Si l’autrice de King Kong théorie (2006) ne signe pas ici son meilleur livre, elle continue de filer les nombreux thèmes qui font son œuvre (la rage, le mal-être, les luttes de classe et de genre, les addictions et l’art). Ces nouveaux personnages lui permettent de réfléchir à des enjeux de société, mais aussi au cinéma et à la littérature, deux mediums qu’elle explore. Quelle place pour les actrices de plus de 40 ans dans le cinéma ? Quel intérêt à la littérature ? sont autant de question sous-jacentes posées dans ce roman. Comme Subutex en plein trip à la fin du premier tome de la trilogie éponyme, repris en écho par une remarque du personnage de Rebecca Latté, « Je suis les autres », l’autrice devient caméléon, plurielle.

Et la seule technique qui te permette de souffler sur le désespoir, c’est l’espoir. […] Or, c’est précisément ce qui nous a été confisqué. La dystopie est devenue l’unique horizon raisonnable. […] Nos imaginaires accaparés par une conviction unique : il n’y a pas d’alternative. L’espoir, c’est bon pour les imbéciles.

Cher connard, Virginie Despentes

Ingrédients phares

Toujours là où on ne l’attend pas, Virginie Despentes maîtrise l’art de l’écart, de la volte-face, de la liberté. Elle est tout à la fois punk et féministe, ex-jury du prix Goncourt et réalisatrice, essayiste et parolière, traductrice et romancière. Elle maîtrise également l’art du titre, l’art du seuil. Ses romans ont toujours des titres intrigants  : l’oxymore des Chiennes savantes (1996), la référence à Nirvana avec Teen Spirit (2000), l’hypallage Apocalypse bébé (2012) ou Vernon Subutex, une trilogie dont le nom évoque un substitut de l’héroïne. Ici, Cher connard attire l’œil. Le contenu est d’ailleurs conforme à l’étiquette : Jayack est de bout en bout un cher connard, un parfait être humain, tantôt exécrable, tantôt sympathique.

Elle maîtrise aussi la musicalité, centrale dans ses œuvres. Pas de livre de Virginie Despentes sans une bande-son bien sentie. Dans ses romans, la musique est à la fois une bande sonore qui ronronne dans le fond et un personnage. C’est un marqueur temporel, sociologique. Elle permet de transmettre une énergie, une pulsation, un rythme. Dans Cher connard, Oscar écoute du rap US et français : Booba, PNL, mais il aime aussi l’allure de Lil Nas X et celle de Snoop Dogg. Ailleurs, les références se font discrètes. C’est plutôt au niveau du texte lui-même que le rythme fuse parfois. Punchlines et aphorismes roulent sur les pages créant des fulgurances surprenantes. Ses phrases sont courtes, musicales. Une contrainte cependant bride le style habituellement grondant de Despentes : elle doit s’adapter aux styles des personnages.

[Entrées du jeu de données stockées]
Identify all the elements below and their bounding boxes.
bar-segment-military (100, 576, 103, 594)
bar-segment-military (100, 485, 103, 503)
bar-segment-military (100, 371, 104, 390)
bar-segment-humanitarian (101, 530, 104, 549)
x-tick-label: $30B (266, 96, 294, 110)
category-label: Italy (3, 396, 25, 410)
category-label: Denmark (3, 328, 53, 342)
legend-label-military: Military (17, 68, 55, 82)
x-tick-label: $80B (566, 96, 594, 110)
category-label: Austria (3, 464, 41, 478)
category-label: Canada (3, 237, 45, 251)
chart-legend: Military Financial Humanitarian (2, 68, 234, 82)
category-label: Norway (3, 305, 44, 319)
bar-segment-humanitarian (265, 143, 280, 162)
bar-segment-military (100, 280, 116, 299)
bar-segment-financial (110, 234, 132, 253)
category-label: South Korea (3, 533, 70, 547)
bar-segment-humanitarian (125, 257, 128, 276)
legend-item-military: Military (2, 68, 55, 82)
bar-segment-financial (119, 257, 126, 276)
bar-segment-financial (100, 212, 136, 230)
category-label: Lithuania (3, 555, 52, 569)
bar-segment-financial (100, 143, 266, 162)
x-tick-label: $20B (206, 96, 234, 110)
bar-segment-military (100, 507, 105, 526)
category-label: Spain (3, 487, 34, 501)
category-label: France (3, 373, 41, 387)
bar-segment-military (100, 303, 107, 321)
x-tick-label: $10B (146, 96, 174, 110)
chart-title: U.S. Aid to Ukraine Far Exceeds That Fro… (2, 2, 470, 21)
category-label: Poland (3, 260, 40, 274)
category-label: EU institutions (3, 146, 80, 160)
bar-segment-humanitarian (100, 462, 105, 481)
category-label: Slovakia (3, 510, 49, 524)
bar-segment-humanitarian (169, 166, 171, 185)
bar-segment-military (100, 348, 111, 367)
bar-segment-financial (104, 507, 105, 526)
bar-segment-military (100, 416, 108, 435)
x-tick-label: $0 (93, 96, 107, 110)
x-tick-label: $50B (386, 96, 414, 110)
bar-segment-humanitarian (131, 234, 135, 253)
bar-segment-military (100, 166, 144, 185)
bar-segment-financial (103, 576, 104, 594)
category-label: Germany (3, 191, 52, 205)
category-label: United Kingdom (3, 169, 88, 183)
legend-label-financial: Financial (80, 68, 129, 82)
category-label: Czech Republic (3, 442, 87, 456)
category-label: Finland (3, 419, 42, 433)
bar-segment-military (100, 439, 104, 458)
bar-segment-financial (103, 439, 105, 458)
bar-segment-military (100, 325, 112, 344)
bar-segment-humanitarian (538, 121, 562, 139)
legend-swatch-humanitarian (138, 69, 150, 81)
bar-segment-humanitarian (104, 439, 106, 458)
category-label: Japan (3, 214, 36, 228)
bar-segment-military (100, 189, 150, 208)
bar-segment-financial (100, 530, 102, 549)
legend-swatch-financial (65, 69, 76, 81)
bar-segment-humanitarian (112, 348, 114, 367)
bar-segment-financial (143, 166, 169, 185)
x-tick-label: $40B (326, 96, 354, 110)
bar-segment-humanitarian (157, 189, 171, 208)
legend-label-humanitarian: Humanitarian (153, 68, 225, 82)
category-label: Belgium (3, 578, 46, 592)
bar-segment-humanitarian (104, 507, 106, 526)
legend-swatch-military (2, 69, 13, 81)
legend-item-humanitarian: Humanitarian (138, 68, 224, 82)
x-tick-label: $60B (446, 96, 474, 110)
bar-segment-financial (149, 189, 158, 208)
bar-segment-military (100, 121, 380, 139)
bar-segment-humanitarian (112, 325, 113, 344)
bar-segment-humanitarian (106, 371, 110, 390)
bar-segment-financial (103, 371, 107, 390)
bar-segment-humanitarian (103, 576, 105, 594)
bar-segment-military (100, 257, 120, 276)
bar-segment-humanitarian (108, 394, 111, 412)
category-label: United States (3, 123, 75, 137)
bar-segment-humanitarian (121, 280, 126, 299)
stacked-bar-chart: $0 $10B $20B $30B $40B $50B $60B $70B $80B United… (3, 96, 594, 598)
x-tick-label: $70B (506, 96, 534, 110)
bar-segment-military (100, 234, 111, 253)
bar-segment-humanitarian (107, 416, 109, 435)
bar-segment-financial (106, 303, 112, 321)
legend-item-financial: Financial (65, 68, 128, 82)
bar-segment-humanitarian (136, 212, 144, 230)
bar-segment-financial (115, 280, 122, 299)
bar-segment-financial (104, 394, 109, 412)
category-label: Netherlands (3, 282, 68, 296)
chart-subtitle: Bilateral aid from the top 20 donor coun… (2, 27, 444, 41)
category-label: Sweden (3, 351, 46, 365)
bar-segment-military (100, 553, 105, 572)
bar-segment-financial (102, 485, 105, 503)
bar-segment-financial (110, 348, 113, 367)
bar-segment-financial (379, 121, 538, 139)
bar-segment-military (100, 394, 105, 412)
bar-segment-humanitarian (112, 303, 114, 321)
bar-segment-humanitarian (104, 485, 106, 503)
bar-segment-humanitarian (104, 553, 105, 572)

## Travail demandé
• A. D'après l'extrait, en quelle année a paru King Kong théorie ?
• B. Repérez et recopiez chaque ligne des enregistrements qui contient la chaîne « United », en tenant compte de la casse.

## Corrigés détaillés
• A. En 2006.

• B.
category-label: United Kingdom (3, 169, 88, 183)
category-label: United States (3, 123, 75, 137)
stacked-bar-chart: $0 $10B $20B $30B $40B $50B $60B $70B $80B United… (3, 96, 594, 598)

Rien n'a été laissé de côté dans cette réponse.